## TO BE DONE:
From the entries below, pull out each line where "name" appears.
>> START MATERIAL FOR THIS TASK
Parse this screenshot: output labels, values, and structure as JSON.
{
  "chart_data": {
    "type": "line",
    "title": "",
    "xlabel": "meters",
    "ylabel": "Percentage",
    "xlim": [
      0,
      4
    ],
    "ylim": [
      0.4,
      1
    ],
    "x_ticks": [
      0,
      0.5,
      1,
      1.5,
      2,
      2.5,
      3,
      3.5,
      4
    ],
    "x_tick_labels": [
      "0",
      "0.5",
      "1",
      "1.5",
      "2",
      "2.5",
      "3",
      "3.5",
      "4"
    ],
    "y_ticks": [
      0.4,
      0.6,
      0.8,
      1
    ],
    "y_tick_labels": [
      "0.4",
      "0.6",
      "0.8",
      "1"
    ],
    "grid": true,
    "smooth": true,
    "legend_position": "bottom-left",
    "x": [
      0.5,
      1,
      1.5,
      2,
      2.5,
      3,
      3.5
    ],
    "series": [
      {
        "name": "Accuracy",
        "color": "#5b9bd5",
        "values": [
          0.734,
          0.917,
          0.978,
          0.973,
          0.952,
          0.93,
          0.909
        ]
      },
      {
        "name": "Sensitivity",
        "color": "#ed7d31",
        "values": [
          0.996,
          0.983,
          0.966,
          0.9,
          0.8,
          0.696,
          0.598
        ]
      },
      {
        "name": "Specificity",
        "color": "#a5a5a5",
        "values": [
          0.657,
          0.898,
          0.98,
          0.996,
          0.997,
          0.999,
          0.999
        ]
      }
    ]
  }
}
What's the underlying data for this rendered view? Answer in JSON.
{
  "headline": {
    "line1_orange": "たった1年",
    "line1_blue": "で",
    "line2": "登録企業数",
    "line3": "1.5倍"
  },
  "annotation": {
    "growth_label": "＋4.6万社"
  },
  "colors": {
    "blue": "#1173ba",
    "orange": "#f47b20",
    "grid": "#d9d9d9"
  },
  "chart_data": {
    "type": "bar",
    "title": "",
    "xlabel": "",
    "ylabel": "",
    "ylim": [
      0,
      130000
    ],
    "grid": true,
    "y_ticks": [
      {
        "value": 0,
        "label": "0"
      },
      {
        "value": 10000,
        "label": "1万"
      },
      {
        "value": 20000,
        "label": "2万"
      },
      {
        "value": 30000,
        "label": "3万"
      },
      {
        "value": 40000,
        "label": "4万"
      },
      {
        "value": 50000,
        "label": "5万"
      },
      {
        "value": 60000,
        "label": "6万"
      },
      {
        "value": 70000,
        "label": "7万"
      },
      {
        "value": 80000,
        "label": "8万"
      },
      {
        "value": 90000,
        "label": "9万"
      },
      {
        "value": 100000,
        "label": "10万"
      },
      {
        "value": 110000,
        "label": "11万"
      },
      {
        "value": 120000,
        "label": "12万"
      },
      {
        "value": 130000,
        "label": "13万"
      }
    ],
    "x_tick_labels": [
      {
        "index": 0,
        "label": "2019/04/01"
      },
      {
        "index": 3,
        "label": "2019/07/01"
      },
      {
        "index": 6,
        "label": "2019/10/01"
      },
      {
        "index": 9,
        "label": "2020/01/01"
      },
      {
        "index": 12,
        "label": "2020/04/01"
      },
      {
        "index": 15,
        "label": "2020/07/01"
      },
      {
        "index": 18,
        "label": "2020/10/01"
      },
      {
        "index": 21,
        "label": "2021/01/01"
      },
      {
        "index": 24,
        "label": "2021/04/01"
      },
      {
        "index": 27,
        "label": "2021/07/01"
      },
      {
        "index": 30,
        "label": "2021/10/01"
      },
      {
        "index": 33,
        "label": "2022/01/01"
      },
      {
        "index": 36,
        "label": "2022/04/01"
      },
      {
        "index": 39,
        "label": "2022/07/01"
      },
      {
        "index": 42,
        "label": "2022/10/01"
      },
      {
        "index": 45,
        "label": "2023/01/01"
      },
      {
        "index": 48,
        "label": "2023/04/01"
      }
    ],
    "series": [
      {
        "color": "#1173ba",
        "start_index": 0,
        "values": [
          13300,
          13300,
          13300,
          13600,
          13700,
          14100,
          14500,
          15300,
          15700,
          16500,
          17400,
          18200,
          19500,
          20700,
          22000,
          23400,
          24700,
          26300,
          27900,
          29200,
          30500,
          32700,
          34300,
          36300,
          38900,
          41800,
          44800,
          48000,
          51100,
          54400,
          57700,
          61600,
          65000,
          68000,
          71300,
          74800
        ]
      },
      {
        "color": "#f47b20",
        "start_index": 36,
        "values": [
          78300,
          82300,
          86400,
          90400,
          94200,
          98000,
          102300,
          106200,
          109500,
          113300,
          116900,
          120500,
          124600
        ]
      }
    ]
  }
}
>> END MATERIAL FOR THIS TASK
## ANSWER TO THE PROBLEM:
        "name": "Accuracy",
        "name": "Sensitivity",
        "name": "Specificity",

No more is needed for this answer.